**Dataset content**
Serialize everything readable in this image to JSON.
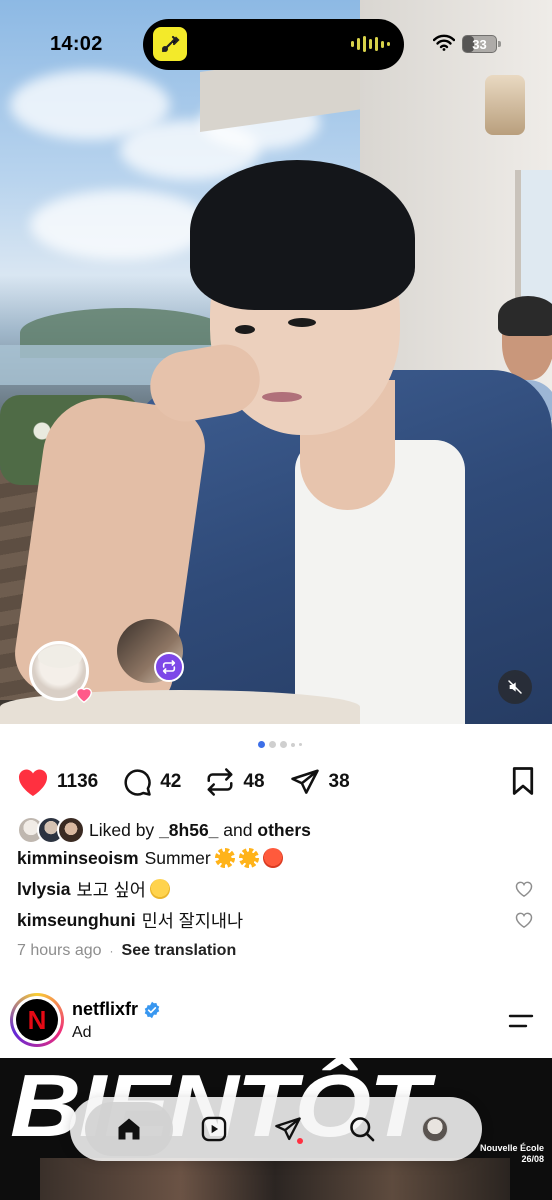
{
  "status_bar": {
    "time": "14:02",
    "battery": "33",
    "battery_level": 0.33
  },
  "post": {
    "media_count": 5,
    "active_index": 0,
    "likes": "1136",
    "comments": "42",
    "reposts": "48",
    "shares": "38",
    "liked_by_prefix": "Liked by",
    "liked_by_user": "_8h56_",
    "liked_by_and": "and",
    "liked_by_others": "others",
    "author": "kimminseoism",
    "caption": "Summer",
    "comments_list": [
      {
        "user": "lvlysia",
        "text": "보고 싶어"
      },
      {
        "user": "kimseunghuni",
        "text": "민서 잘지내나"
      }
    ],
    "time_ago": "7 hours ago",
    "separator": "·",
    "see_translation": "See translation"
  },
  "ad": {
    "account": "netflixfr",
    "logo_letter": "N",
    "label": "Ad",
    "headline": "BIENTÔT",
    "date_line1": "Nouvelle École",
    "date_line2": "26/08"
  },
  "icons": {
    "like": "heart-filled-icon",
    "comment": "comment-bubble-icon",
    "repost": "repost-icon",
    "share": "paper-plane-icon",
    "save": "bookmark-icon",
    "mute": "speaker-muted-icon",
    "verified": "verified-badge-icon",
    "menu": "menu-icon"
  },
  "colors": {
    "like_red": "#ff3040",
    "active_dot": "#3d6fe8",
    "verified_blue": "#3897f0",
    "remix_purple": "#7d47e8",
    "netflix_red": "#e50914"
  },
  "nav": {
    "items": [
      "home",
      "reels",
      "messages",
      "search",
      "profile"
    ],
    "active": "home"
  }
}
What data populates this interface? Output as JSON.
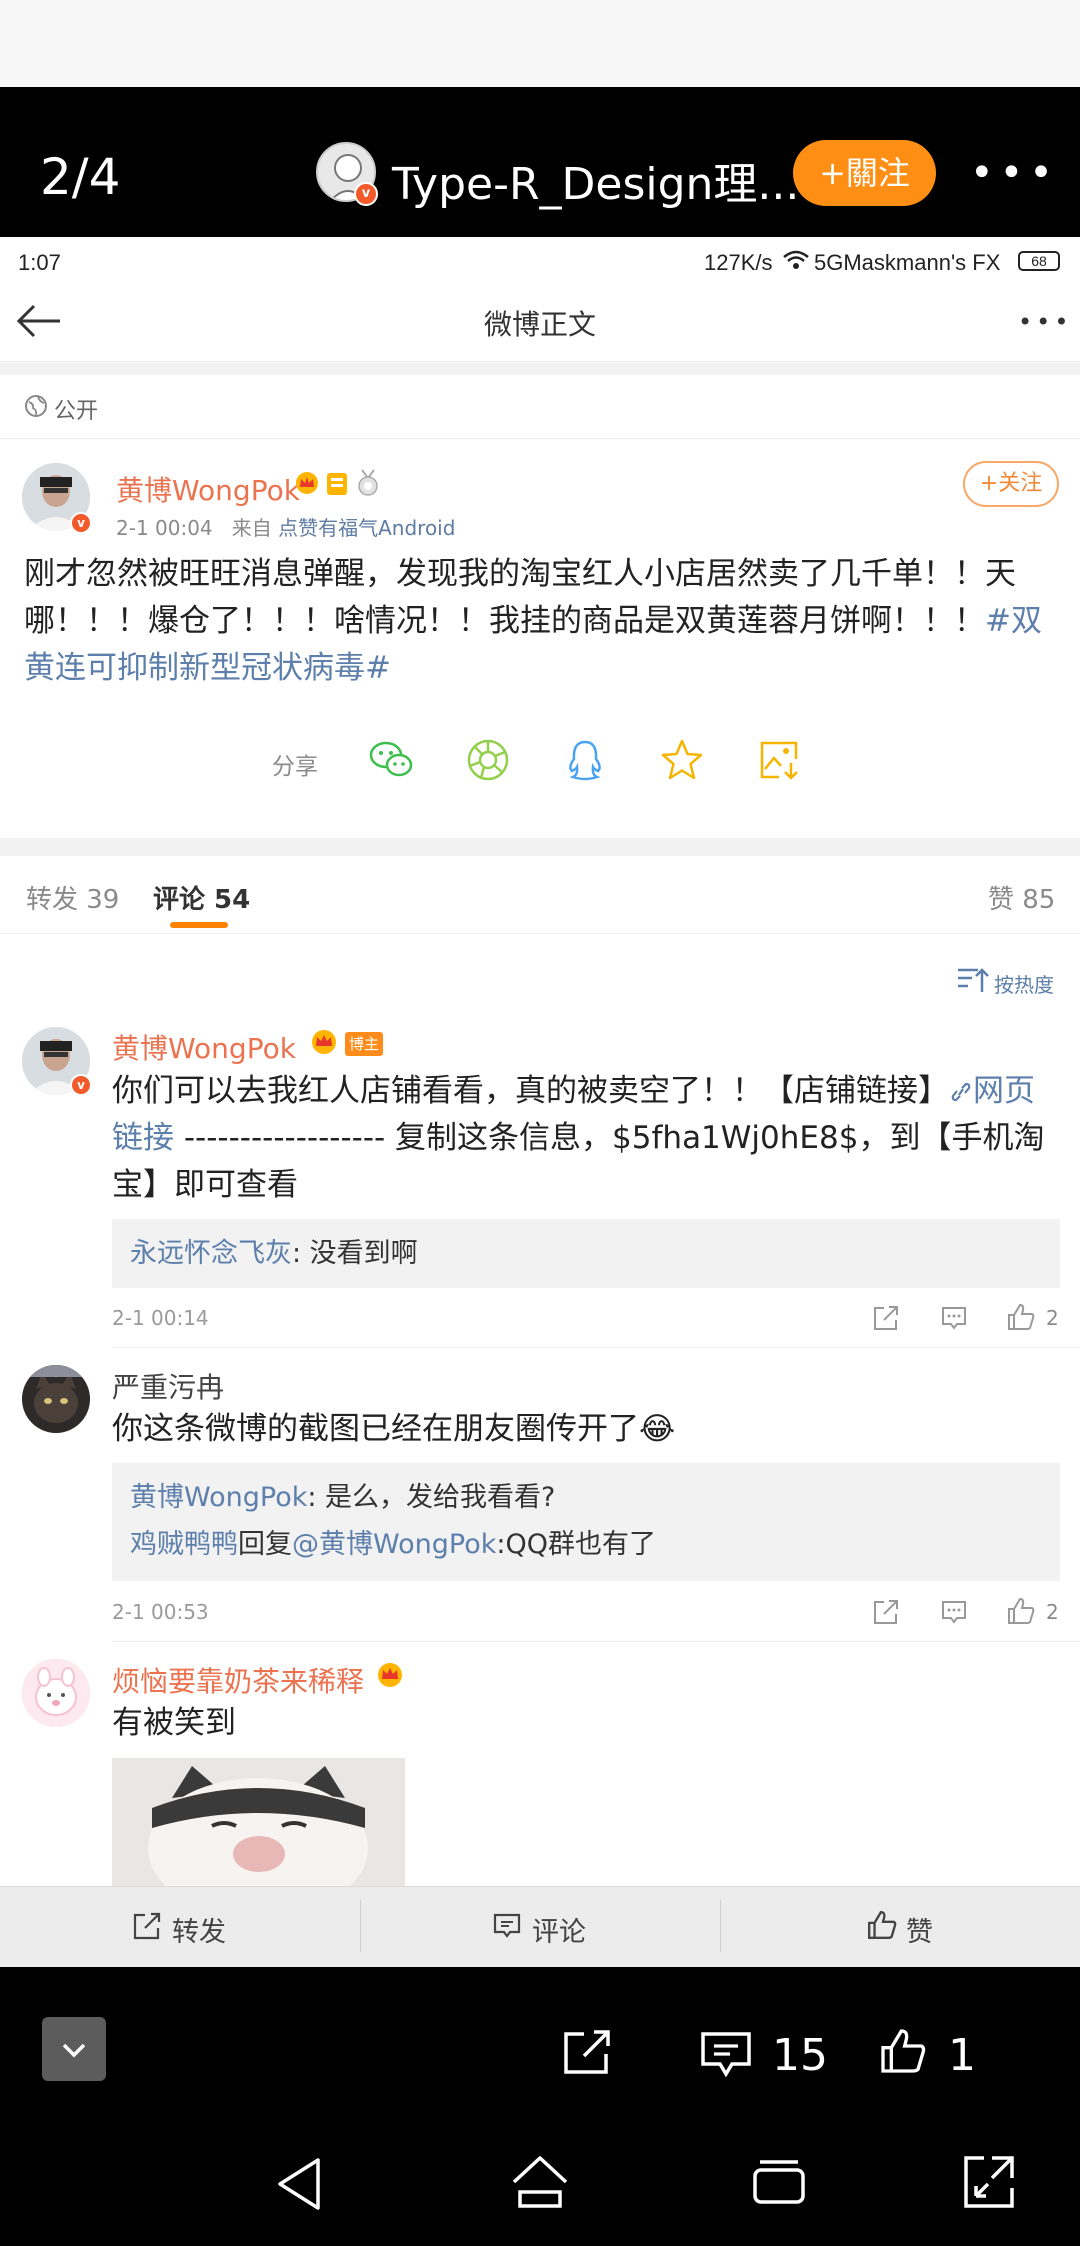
{
  "viewer": {
    "counter": "2/4",
    "account_name": "Type-R_Design理...",
    "follow_label": "+關注",
    "more": "•••",
    "comment_count": "15",
    "like_count": "1"
  },
  "status_bar": {
    "time": "1:07",
    "speed": "127K/s",
    "network": "5GMaskmann's FX",
    "battery": "68"
  },
  "nav": {
    "title": "微博正文"
  },
  "post": {
    "visibility": "公开",
    "author": "黄博WongPok",
    "time": "2-1 00:04",
    "source_prefix": "来自",
    "source": "点赞有福气Android",
    "follow_label": "+关注",
    "text": "刚才忽然被旺旺消息弹醒，发现我的淘宝红人小店居然卖了几千单！！天哪！！！爆仓了！！！啥情况！！我挂的商品是双黄莲蓉月饼啊！！！",
    "hashtag": "#双黄连可抑制新型冠状病毒#",
    "share_label": "分享"
  },
  "tabs": {
    "repost": "转发 39",
    "comment": "评论 54",
    "like": "赞 85"
  },
  "sort_label": "按热度",
  "comments": [
    {
      "name": "黄博WongPok",
      "badge": "博主",
      "text_a": "你们可以去我红人店铺看看，真的被卖空了！！【店铺链接】",
      "link": "网页链接",
      "text_b": " ------------------ 复制这条信息，$5fha1Wj0hE8$，到【手机淘宝】即可查看",
      "reply_user": "永远怀念飞灰",
      "reply_text": ": 没看到啊",
      "time": "2-1 00:14",
      "likes": "2"
    },
    {
      "name": "严重污冉",
      "text": "你这条微博的截图已经在朋友圈传开了😂",
      "reply1_user": "黄博WongPok",
      "reply1_text": ": 是么，发给我看看?",
      "reply2_user": "鸡贼鸭鸭",
      "reply2_mid": "回复",
      "reply2_at": "@黄博WongPok",
      "reply2_text": ":QQ群也有了",
      "time": "2-1 00:53",
      "likes": "2"
    },
    {
      "name": "烦恼要靠奶茶来稀释",
      "text": "有被笑到"
    }
  ],
  "bottom_actions": {
    "repost": "转发",
    "comment": "评论",
    "like": "赞"
  },
  "colors": {
    "orange": "#ff8f14",
    "username": "#eb7350",
    "link": "#5d7fab"
  }
}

**Instruction**
Say the number of lines in the listing that hold "author", with no added words.

**Answer in full**
2